**Exercise instructions**
Reply with one number only: the count of lines below that contain the word "Longitude".

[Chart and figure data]
▶

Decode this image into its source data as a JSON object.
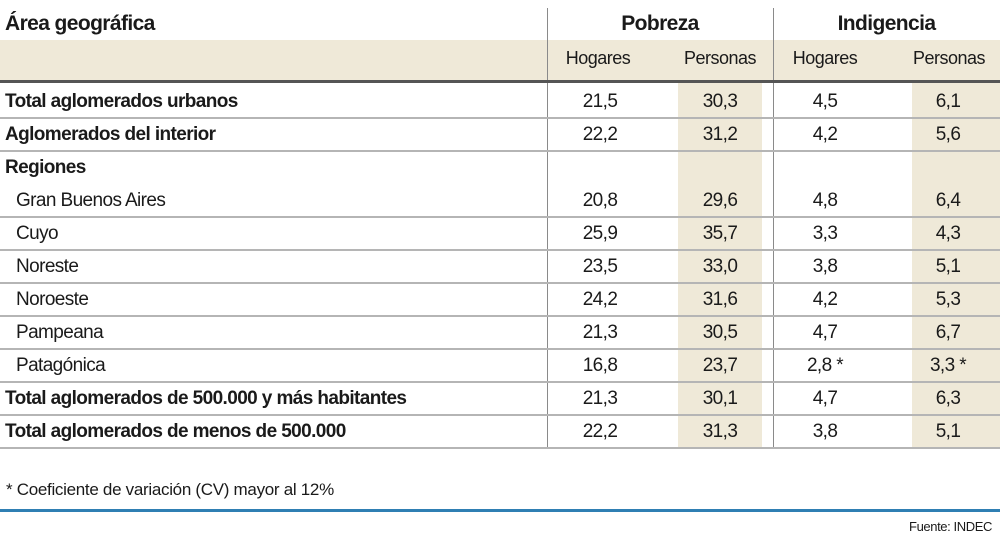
{
  "table": {
    "header": {
      "area": "Área geográfica",
      "pobreza": "Pobreza",
      "indigencia": "Indigencia"
    },
    "subheaders": [
      "Hogares",
      "Personas",
      "Hogares",
      "Personas"
    ],
    "rows": [
      {
        "label": "Total aglomerados urbanos",
        "style": "bold",
        "values": [
          "21,5",
          "30,3",
          "4,5",
          "6,1"
        ]
      },
      {
        "label": "Aglomerados del interior",
        "style": "bold",
        "values": [
          "22,2",
          "31,2",
          "4,2",
          "5,6"
        ]
      },
      {
        "label": "Regiones",
        "style": "bold",
        "values": [
          "",
          "",
          "",
          ""
        ]
      },
      {
        "label": "Gran Buenos Aires",
        "style": "indent",
        "values": [
          "20,8",
          "29,6",
          "4,8",
          "6,4"
        ]
      },
      {
        "label": "Cuyo",
        "style": "indent",
        "values": [
          "25,9",
          "35,7",
          "3,3",
          "4,3"
        ]
      },
      {
        "label": "Noreste",
        "style": "indent",
        "values": [
          "23,5",
          "33,0",
          "3,8",
          "5,1"
        ]
      },
      {
        "label": "Noroeste",
        "style": "indent",
        "values": [
          "24,2",
          "31,6",
          "4,2",
          "5,3"
        ]
      },
      {
        "label": "Pampeana",
        "style": "indent",
        "values": [
          "21,3",
          "30,5",
          "4,7",
          "6,7"
        ]
      },
      {
        "label": "Patagónica",
        "style": "indent",
        "values": [
          "16,8",
          "23,7",
          "2,8 *",
          "3,3 *"
        ]
      },
      {
        "label": "Total aglomerados de 500.000 y más habitantes",
        "style": "bold",
        "values": [
          "21,3",
          "30,1",
          "4,7",
          "6,3"
        ]
      },
      {
        "label": "Total aglomerados de menos de 500.000",
        "style": "bold",
        "values": [
          "22,2",
          "31,3",
          "3,8",
          "5,1"
        ]
      }
    ],
    "footnote": "* Coeficiente de variación (CV) mayor al 12%",
    "source": "Fuente: INDEC"
  },
  "chart_data": {
    "type": "table",
    "columns": [
      "Área geográfica",
      "Pobreza - Hogares",
      "Pobreza - Personas",
      "Indigencia - Hogares",
      "Indigencia - Personas"
    ],
    "rows": [
      [
        "Total aglomerados urbanos",
        21.5,
        30.3,
        4.5,
        6.1
      ],
      [
        "Aglomerados del interior",
        22.2,
        31.2,
        4.2,
        5.6
      ],
      [
        "Gran Buenos Aires",
        20.8,
        29.6,
        4.8,
        6.4
      ],
      [
        "Cuyo",
        25.9,
        35.7,
        3.3,
        4.3
      ],
      [
        "Noreste",
        23.5,
        33.0,
        3.8,
        5.1
      ],
      [
        "Noroeste",
        24.2,
        31.6,
        4.2,
        5.3
      ],
      [
        "Pampeana",
        21.3,
        30.5,
        4.7,
        6.7
      ],
      [
        "Patagónica",
        16.8,
        23.7,
        2.8,
        3.3
      ],
      [
        "Total aglomerados de 500.000 y más habitantes",
        21.3,
        30.1,
        4.7,
        6.3
      ],
      [
        "Total aglomerados de menos de 500.000",
        22.2,
        31.3,
        3.8,
        5.1
      ]
    ],
    "colors": {
      "highlight": "#efe9d8",
      "rule": "#2f7fb3"
    }
  }
}
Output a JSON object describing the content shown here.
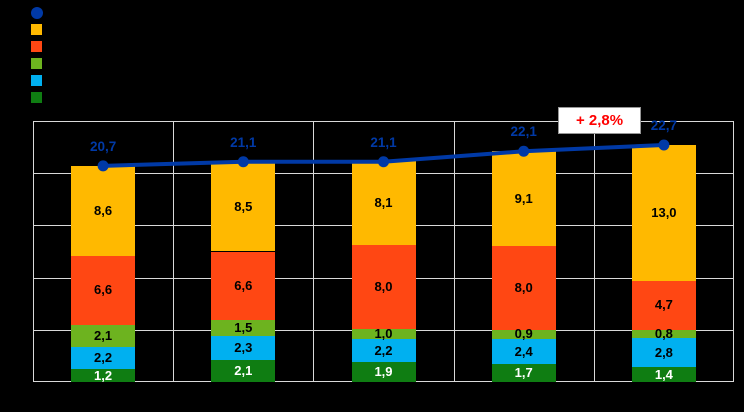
{
  "page": {
    "background": "#000000"
  },
  "legend": {
    "items": [
      {
        "name": "legend-line-total",
        "marker": "circle",
        "color": "#0039A6",
        "label": ""
      },
      {
        "name": "legend-series-amber",
        "marker": "square",
        "color": "#FFB900",
        "label": ""
      },
      {
        "name": "legend-series-red",
        "marker": "square",
        "color": "#FF4713",
        "label": ""
      },
      {
        "name": "legend-series-green",
        "marker": "square",
        "color": "#6DB31F",
        "label": ""
      },
      {
        "name": "legend-series-cyan",
        "marker": "square",
        "color": "#00B0F0",
        "label": ""
      },
      {
        "name": "legend-series-darkgreen",
        "marker": "square",
        "color": "#0F7D12",
        "label": ""
      }
    ]
  },
  "annotation": {
    "text": "+ 2,8%",
    "text_color": "#FF0000",
    "background": "#FFFFFF",
    "border_color": "#969696"
  },
  "chart_data": {
    "type": "bar",
    "subtype": "stacked-bars-with-total-line",
    "categories": [
      "",
      "",
      "",
      "",
      ""
    ],
    "series": [
      {
        "name": "darkgreen-bottom-segment",
        "color": "#0F7D12",
        "values": [
          1.2,
          2.1,
          1.9,
          1.7,
          1.4
        ],
        "labels": [
          "1,2",
          "2,1",
          "1,9",
          "1,7",
          "1,4"
        ],
        "label_color": "#FFFFFF"
      },
      {
        "name": "cyan-segment",
        "color": "#00B0F0",
        "values": [
          2.2,
          2.3,
          2.2,
          2.4,
          2.8
        ],
        "labels": [
          "2,2",
          "2,3",
          "2,2",
          "2,4",
          "2,8"
        ],
        "label_color": "#000000"
      },
      {
        "name": "green-segment",
        "color": "#6DB31F",
        "values": [
          2.1,
          1.5,
          1.0,
          0.9,
          0.8
        ],
        "labels": [
          "2,1",
          "1,5",
          "1,0",
          "0,9",
          "0,8"
        ],
        "label_color": "#000000"
      },
      {
        "name": "red-segment",
        "color": "#FF4713",
        "values": [
          6.6,
          6.6,
          8.0,
          8.0,
          4.7
        ],
        "labels": [
          "6,6",
          "6,6",
          "8,0",
          "8,0",
          "4,7"
        ],
        "label_color": "#000000"
      },
      {
        "name": "amber-top-segment",
        "color": "#FFB900",
        "values": [
          8.6,
          8.5,
          8.1,
          9.1,
          13.0
        ],
        "labels": [
          "8,6",
          "8,5",
          "8,1",
          "9,1",
          "13,0"
        ],
        "label_color": "#000000"
      }
    ],
    "line": {
      "name": "total-line",
      "color": "#0039A6",
      "values": [
        20.7,
        21.1,
        21.1,
        22.1,
        22.7
      ],
      "labels": [
        "20,7",
        "21,1",
        "21,1",
        "22,1",
        "22,7"
      ]
    },
    "title": "",
    "xlabel": "",
    "ylabel": "",
    "ylim": [
      0,
      25
    ],
    "y_step": 5,
    "grid": true,
    "grid_color": "#D9D9D9",
    "plot_background": "#000000",
    "legend_position": "top-left"
  }
}
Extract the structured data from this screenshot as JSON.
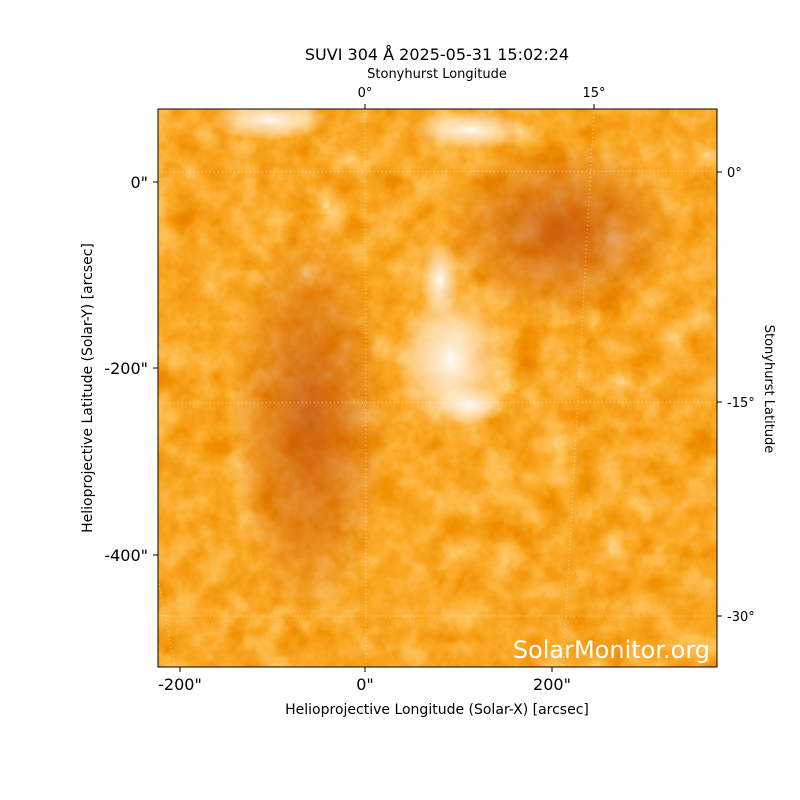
{
  "title": "SUVI 304 Å 2025-05-31 15:02:24",
  "axes": {
    "top": {
      "label": "Stonyhurst Longitude",
      "ticks": [
        "0°",
        "15°"
      ]
    },
    "right": {
      "label": "Stonyhurst Latitude",
      "ticks": [
        "0°",
        "-15°",
        "-30°"
      ]
    },
    "bottom": {
      "label": "Helioprojective Longitude (Solar-X) [arcsec]",
      "ticks": [
        "-200\"",
        "0\"",
        "200\""
      ]
    },
    "left": {
      "label": "Helioprojective Latitude (Solar-Y) [arcsec]",
      "ticks": [
        "0\"",
        "-200\"",
        "-400\""
      ]
    }
  },
  "watermark": "SolarMonitor.org"
}
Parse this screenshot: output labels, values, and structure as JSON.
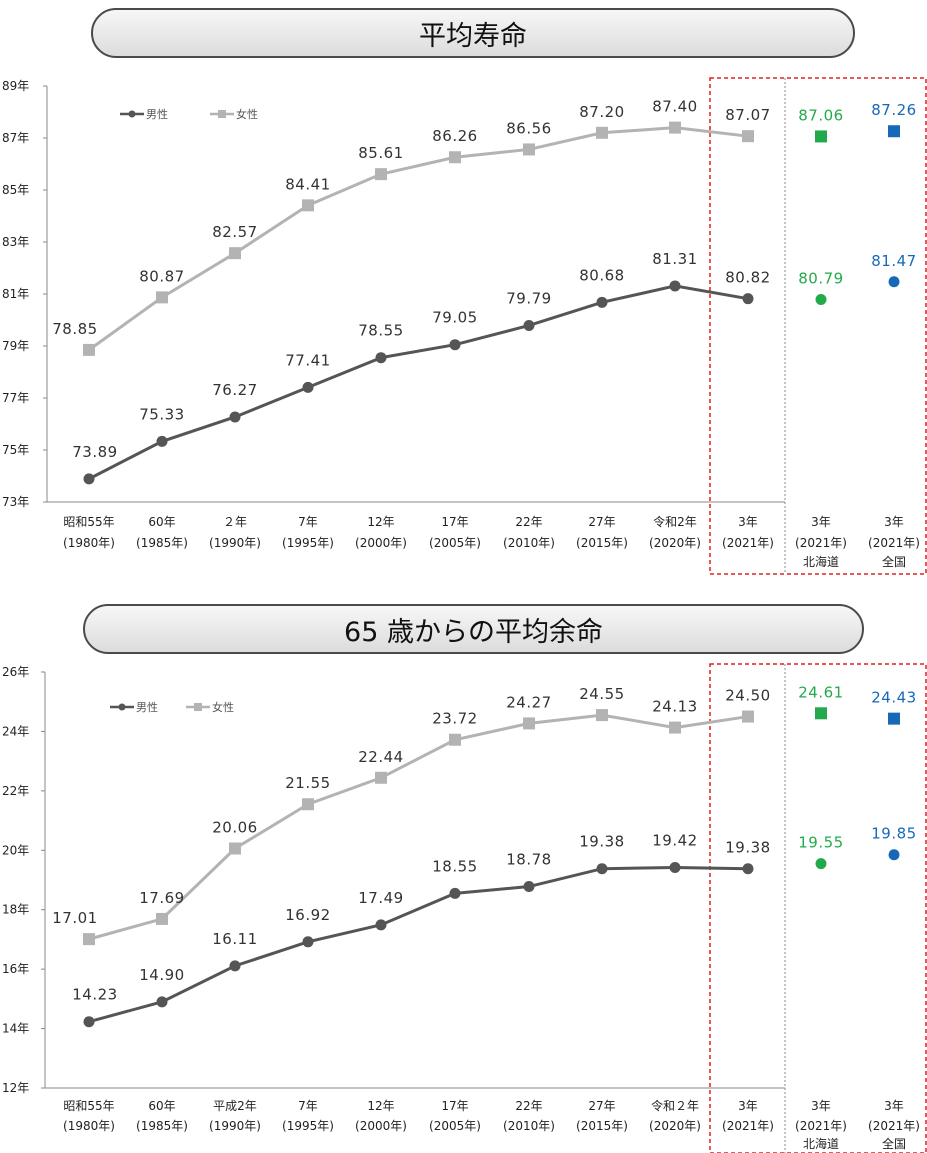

◀

**Solution**
2